EXERCISE INPUT start

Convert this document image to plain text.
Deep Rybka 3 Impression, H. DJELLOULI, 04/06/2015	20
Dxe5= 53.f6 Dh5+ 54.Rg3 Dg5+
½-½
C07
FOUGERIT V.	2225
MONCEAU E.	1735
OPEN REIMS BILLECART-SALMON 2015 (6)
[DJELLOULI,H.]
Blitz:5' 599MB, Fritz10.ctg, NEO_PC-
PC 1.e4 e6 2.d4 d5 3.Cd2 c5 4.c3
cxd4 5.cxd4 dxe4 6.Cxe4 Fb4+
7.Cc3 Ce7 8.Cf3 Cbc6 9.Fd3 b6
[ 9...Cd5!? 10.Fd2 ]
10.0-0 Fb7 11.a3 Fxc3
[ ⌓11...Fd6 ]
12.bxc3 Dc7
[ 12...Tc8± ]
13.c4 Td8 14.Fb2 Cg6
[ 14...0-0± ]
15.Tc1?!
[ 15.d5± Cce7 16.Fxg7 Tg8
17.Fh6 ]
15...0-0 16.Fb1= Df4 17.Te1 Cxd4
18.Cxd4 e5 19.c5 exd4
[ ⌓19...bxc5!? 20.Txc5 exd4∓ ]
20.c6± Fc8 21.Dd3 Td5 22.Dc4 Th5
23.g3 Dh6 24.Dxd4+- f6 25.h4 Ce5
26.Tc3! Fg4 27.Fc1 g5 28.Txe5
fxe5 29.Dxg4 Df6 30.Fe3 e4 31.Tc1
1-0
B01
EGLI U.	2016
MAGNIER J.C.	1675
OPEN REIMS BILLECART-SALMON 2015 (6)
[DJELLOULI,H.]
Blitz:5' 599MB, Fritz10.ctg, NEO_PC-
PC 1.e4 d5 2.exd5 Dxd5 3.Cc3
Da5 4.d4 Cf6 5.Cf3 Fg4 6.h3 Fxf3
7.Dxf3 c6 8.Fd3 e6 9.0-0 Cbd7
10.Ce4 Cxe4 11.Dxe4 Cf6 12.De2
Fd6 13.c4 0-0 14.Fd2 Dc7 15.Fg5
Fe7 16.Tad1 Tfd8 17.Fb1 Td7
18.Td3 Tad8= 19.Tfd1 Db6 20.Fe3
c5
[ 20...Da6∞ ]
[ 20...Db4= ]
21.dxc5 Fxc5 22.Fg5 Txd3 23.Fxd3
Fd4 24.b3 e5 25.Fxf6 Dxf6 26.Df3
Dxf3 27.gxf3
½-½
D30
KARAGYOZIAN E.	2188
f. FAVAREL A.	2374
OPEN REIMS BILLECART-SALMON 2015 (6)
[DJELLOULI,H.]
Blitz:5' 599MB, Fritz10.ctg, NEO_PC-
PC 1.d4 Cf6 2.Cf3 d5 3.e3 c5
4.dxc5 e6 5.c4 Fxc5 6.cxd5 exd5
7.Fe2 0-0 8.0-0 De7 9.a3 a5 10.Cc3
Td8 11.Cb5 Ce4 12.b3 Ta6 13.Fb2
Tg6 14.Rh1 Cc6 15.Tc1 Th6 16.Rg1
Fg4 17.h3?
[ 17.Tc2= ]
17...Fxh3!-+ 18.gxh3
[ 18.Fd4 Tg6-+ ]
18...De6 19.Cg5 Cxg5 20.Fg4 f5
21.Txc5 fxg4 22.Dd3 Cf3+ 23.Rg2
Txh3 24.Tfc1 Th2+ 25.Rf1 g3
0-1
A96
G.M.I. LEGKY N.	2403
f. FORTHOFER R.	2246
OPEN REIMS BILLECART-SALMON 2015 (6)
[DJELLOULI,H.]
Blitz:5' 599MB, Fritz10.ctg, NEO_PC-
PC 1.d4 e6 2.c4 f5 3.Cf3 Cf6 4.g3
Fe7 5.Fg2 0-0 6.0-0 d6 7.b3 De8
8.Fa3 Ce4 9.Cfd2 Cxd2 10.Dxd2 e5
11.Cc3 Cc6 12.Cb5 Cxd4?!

EXERCISE INPUT end

Emit the full listing verbatim.

## EXERCISE SOLUTION:
Convert this document image to plain text.
Deep Rybka 3 Impression, H. DJELLOULI, 04/06/2015	20
Dxe5= 53.f6 Dh5+ 54.Rg3 Dg5+
½-½
C07
FOUGERIT V.	2225
MONCEAU E.	1735
OPEN REIMS BILLECART-SALMON 2015 (6)
[DJELLOULI,H.]
Blitz:5' 599MB, Fritz10.ctg, NEO_PC-
PC 1.e4 e6 2.d4 d5 3.Cd2 c5 4.c3
cxd4 5.cxd4 dxe4 6.Cxe4 Fb4+
7.Cc3 Ce7 8.Cf3 Cbc6 9.Fd3 b6
[ 9...Cd5!? 10.Fd2 ]
10.0-0 Fb7 11.a3 Fxc3
[ ⌓11...Fd6 ]
12.bxc3 Dc7
[ 12...Tc8± ]
13.c4 Td8 14.Fb2 Cg6
[ 14...0-0± ]
15.Tc1?!
[ 15.d5± Cce7 16.Fxg7 Tg8
17.Fh6 ]
15...0-0 16.Fb1= Df4 17.Te1 Cxd4
18.Cxd4 e5 19.c5 exd4
[ ⌓19...bxc5!? 20.Txc5 exd4∓ ]
20.c6± Fc8 21.Dd3 Td5 22.Dc4 Th5
23.g3 Dh6 24.Dxd4+- f6 25.h4 Ce5
26.Tc3! Fg4 27.Fc1 g5 28.Txe5
fxe5 29.Dxg4 Df6 30.Fe3 e4 31.Tc1
1-0
B01
EGLI U.	2016
MAGNIER J.C.	1675
OPEN REIMS BILLECART-SALMON 2015 (6)
[DJELLOULI,H.]
Blitz:5' 599MB, Fritz10.ctg, NEO_PC-
PC 1.e4 d5 2.exd5 Dxd5 3.Cc3
Da5 4.d4 Cf6 5.Cf3 Fg4 6.h3 Fxf3
7.Dxf3 c6 8.Fd3 e6 9.0-0 Cbd7
10.Ce4 Cxe4 11.Dxe4 Cf6 12.De2
Fd6 13.c4 0-0 14.Fd2 Dc7 15.Fg5
Fe7 16.Tad1 Tfd8 17.Fb1 Td7
18.Td3 Tad8= 19.Tfd1 Db6 20.Fe3
c5
[ 20...Da6∞ ]
[ 20...Db4= ]
21.dxc5 Fxc5 22.Fg5 Txd3 23.Fxd3
Fd4 24.b3 e5 25.Fxf6 Dxf6 26.Df3
Dxf3 27.gxf3
½-½
D30
KARAGYOZIAN E.	2188
f. FAVAREL A.	2374
OPEN REIMS BILLECART-SALMON 2015 (6)
[DJELLOULI,H.]
Blitz:5' 599MB, Fritz10.ctg, NEO_PC-
PC 1.d4 Cf6 2.Cf3 d5 3.e3 c5
4.dxc5 e6 5.c4 Fxc5 6.cxd5 exd5
7.Fe2 0-0 8.0-0 De7 9.a3 a5 10.Cc3
Td8 11.Cb5 Ce4 12.b3 Ta6 13.Fb2
Tg6 14.Rh1 Cc6 15.Tc1 Th6 16.Rg1
Fg4 17.h3?
[ 17.Tc2= ]
17...Fxh3!-+ 18.gxh3
[ 18.Fd4 Tg6-+ ]
18...De6 19.Cg5 Cxg5 20.Fg4 f5
21.Txc5 fxg4 22.Dd3 Cf3+ 23.Rg2
Txh3 24.Tfc1 Th2+ 25.Rf1 g3
0-1
A96
G.M.I. LEGKY N.	2403
f. FORTHOFER R.	2246
OPEN REIMS BILLECART-SALMON 2015 (6)
[DJELLOULI,H.]
Blitz:5' 599MB, Fritz10.ctg, NEO_PC-
PC 1.d4 e6 2.c4 f5 3.Cf3 Cf6 4.g3
Fe7 5.Fg2 0-0 6.0-0 d6 7.b3 De8
8.Fa3 Ce4 9.Cfd2 Cxd2 10.Dxd2 e5
11.Cc3 Cc6 12.Cb5 Cxd4?!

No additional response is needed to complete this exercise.